• [EXERCISE REQUIREMENTS] Copy every line from the data below in which the string "euros" can be found.

• [RECORDED INFORMATION]
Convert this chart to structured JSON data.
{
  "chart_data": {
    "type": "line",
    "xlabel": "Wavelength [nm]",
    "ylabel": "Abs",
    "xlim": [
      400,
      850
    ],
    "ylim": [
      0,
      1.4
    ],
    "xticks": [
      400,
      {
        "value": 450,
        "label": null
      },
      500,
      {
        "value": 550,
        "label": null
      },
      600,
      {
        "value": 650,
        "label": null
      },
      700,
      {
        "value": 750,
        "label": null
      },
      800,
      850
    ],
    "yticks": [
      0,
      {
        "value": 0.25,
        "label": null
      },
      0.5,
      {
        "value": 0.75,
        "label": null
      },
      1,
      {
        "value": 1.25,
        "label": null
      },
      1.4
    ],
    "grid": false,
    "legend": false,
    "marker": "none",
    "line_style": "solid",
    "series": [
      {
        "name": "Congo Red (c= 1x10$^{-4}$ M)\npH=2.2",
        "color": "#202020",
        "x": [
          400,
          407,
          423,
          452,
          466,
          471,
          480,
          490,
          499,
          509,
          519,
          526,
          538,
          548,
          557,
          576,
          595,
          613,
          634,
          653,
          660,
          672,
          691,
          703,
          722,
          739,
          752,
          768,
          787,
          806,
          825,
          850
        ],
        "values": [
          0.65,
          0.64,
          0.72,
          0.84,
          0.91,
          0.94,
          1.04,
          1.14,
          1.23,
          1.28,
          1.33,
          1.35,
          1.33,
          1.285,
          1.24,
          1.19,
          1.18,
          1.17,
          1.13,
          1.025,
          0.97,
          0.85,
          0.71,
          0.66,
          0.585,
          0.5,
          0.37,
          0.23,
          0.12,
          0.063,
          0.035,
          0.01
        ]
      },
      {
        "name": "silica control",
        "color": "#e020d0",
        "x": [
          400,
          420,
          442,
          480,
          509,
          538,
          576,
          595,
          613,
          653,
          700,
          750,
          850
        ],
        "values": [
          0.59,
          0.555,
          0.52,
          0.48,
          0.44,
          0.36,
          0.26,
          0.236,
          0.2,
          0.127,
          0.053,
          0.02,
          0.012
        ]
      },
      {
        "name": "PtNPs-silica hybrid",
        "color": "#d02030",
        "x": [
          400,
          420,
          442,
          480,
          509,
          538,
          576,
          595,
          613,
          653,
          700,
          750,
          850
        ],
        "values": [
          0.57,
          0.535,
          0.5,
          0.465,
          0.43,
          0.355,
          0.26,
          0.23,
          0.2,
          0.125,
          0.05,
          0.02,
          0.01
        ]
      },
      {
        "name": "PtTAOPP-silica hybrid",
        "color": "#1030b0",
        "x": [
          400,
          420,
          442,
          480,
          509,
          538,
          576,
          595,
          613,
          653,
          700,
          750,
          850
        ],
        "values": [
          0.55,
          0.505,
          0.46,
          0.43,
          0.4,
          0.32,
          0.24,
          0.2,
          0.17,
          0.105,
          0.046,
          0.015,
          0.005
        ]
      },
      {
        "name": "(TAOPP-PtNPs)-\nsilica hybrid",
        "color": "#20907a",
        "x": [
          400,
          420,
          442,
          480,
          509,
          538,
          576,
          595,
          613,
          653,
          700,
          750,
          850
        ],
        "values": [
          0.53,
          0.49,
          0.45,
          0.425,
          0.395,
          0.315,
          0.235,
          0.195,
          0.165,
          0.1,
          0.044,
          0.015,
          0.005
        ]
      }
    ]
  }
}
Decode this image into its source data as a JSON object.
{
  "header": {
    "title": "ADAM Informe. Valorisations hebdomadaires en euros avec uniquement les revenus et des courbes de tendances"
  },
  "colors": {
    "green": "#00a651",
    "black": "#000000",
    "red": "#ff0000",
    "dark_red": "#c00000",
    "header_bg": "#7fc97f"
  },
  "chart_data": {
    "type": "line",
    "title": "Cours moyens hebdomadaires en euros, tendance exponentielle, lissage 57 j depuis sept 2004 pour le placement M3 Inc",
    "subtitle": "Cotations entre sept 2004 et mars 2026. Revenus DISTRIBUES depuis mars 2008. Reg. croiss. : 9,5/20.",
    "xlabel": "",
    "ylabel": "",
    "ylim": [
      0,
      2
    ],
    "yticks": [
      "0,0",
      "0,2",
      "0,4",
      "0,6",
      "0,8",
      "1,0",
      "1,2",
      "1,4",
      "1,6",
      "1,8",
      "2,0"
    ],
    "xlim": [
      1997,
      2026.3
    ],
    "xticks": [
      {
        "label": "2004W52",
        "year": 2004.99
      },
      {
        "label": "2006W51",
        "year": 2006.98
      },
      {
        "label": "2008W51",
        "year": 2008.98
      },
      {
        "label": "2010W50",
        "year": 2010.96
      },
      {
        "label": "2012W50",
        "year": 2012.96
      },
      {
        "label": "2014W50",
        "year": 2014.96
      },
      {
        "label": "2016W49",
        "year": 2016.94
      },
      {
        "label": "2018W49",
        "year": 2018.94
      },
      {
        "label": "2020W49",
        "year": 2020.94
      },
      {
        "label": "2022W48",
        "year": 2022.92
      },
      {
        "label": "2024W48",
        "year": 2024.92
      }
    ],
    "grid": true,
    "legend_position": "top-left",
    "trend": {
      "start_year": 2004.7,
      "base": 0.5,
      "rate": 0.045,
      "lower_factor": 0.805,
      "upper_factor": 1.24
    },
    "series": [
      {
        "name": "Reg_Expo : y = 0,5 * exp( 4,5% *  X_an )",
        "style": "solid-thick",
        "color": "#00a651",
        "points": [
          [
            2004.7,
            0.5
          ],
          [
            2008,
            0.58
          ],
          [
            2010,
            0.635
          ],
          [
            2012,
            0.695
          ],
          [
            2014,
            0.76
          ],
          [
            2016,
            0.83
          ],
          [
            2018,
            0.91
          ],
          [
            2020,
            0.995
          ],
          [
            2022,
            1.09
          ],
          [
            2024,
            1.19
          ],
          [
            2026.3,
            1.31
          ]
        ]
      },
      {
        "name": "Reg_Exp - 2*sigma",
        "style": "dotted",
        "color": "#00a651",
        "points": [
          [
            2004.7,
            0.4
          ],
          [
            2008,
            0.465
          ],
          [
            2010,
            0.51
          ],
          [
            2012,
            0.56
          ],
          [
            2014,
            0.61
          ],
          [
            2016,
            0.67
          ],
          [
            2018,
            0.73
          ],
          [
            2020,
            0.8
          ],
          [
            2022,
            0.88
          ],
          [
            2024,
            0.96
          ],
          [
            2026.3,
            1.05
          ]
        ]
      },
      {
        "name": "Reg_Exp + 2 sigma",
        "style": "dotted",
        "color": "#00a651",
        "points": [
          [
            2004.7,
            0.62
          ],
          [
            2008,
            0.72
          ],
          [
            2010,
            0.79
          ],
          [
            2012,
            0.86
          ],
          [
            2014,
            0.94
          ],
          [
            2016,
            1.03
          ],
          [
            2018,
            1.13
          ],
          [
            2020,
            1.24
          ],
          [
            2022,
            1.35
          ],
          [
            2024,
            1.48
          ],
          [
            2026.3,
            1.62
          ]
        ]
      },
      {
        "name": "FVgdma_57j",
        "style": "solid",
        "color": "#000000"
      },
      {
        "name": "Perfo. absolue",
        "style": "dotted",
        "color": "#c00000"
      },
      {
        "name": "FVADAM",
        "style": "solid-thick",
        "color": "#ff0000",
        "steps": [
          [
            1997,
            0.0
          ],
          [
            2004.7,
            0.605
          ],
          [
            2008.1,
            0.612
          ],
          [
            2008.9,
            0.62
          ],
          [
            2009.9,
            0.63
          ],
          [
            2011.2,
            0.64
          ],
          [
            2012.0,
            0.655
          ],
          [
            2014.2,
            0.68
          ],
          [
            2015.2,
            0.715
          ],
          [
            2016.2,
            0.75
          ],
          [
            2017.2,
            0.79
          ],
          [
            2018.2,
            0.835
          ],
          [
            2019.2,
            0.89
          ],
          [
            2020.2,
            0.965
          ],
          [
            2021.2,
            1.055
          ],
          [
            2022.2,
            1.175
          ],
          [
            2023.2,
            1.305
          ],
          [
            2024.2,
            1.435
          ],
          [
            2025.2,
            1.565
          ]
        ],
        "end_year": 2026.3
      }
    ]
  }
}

• [RESULT FOR THIS TASK]
    "title": "ADAM Informe. Valorisations hebdomadaires en euros avec uniquement les revenus et des courbes de tendances"
    "title": "Cours moyens hebdomadaires en euros, tendance exponentielle, lissage 57 j depuis sept 2004 pour le placement M3 Inc",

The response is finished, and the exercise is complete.